■ **WHAT YOU SHOULD DO**: Transcribe the tail of the listing: start at the line containing "Extract all readable text from this page." and stop after the last line, keeping every character as is and adding nothing.

■ **MATERIAL FOR THE TASK**:
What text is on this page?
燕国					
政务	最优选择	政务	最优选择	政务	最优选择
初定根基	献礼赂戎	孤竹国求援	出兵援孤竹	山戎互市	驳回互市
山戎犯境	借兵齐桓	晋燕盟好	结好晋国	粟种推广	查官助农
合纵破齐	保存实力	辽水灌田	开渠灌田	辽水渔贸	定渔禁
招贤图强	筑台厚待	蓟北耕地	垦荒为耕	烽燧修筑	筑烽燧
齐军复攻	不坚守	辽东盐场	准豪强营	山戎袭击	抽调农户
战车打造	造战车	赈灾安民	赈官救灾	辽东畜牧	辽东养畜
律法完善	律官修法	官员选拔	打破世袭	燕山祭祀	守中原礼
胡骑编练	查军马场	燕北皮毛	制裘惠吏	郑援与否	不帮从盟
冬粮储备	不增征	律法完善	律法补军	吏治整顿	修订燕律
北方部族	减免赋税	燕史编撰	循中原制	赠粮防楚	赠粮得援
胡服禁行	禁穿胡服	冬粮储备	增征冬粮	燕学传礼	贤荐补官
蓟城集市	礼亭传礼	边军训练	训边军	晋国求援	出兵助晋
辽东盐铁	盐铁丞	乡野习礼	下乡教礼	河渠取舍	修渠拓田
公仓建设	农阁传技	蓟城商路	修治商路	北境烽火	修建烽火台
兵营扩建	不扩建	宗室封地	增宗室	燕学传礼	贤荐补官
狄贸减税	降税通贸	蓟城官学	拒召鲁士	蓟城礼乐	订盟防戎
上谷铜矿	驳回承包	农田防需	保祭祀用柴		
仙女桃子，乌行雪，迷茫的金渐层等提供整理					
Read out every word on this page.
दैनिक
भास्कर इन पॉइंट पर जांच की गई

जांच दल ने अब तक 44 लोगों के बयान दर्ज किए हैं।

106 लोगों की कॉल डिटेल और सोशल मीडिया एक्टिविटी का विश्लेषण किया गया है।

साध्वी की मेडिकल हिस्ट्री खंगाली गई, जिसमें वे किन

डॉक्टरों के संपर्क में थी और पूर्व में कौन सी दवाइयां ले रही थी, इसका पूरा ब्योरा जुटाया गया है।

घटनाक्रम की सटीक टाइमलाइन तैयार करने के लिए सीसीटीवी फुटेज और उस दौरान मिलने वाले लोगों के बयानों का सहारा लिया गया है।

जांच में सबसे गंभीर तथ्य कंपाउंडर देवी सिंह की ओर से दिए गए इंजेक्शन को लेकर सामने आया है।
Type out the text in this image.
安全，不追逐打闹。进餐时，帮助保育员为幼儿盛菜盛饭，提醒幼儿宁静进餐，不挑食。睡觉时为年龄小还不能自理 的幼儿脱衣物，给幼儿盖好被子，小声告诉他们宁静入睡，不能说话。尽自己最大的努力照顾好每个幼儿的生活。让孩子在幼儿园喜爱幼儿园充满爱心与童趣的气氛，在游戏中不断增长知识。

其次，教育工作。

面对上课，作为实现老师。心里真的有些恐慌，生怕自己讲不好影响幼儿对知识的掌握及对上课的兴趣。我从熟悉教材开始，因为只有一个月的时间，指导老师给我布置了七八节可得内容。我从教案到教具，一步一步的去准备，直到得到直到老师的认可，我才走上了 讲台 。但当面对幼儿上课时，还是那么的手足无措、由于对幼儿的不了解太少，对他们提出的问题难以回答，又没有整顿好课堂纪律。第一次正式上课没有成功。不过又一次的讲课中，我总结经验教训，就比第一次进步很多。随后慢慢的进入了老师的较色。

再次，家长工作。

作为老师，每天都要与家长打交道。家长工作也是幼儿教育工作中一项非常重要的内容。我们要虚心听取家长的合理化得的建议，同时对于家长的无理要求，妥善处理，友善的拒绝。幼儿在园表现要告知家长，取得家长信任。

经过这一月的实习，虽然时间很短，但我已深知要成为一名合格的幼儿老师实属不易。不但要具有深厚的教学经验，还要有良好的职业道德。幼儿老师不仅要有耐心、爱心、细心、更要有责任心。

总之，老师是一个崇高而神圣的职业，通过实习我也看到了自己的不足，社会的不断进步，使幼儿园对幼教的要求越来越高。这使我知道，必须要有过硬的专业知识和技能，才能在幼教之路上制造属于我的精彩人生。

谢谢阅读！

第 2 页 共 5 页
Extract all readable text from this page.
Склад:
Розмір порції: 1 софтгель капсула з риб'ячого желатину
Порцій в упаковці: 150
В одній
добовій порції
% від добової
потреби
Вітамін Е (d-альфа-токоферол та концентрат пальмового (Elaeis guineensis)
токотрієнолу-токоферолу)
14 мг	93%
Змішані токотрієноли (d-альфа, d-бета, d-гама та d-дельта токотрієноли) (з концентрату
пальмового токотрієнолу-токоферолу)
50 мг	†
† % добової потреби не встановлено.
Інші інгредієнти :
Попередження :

■ **WRITTEN SOLUTION**:
Extract all readable text from this page.
Склад:
Розмір порції: 1 софтгель капсула з риб'ячого желатину
Порцій в упаковці: 150
В одній
добовій порції
% від добової
потреби
Вітамін Е (d-альфа-токоферол та концентрат пальмового (Elaeis guineensis)
токотрієнолу-токоферолу)
14 мг	93%
Змішані токотрієноли (d-альфа, d-бета, d-гама та d-дельта токотрієноли) (з концентрату
пальмового токотрієнолу-токоферолу)
50 мг	†
† % добової потреби не встановлено.
Інші інгредієнти :
Попередження :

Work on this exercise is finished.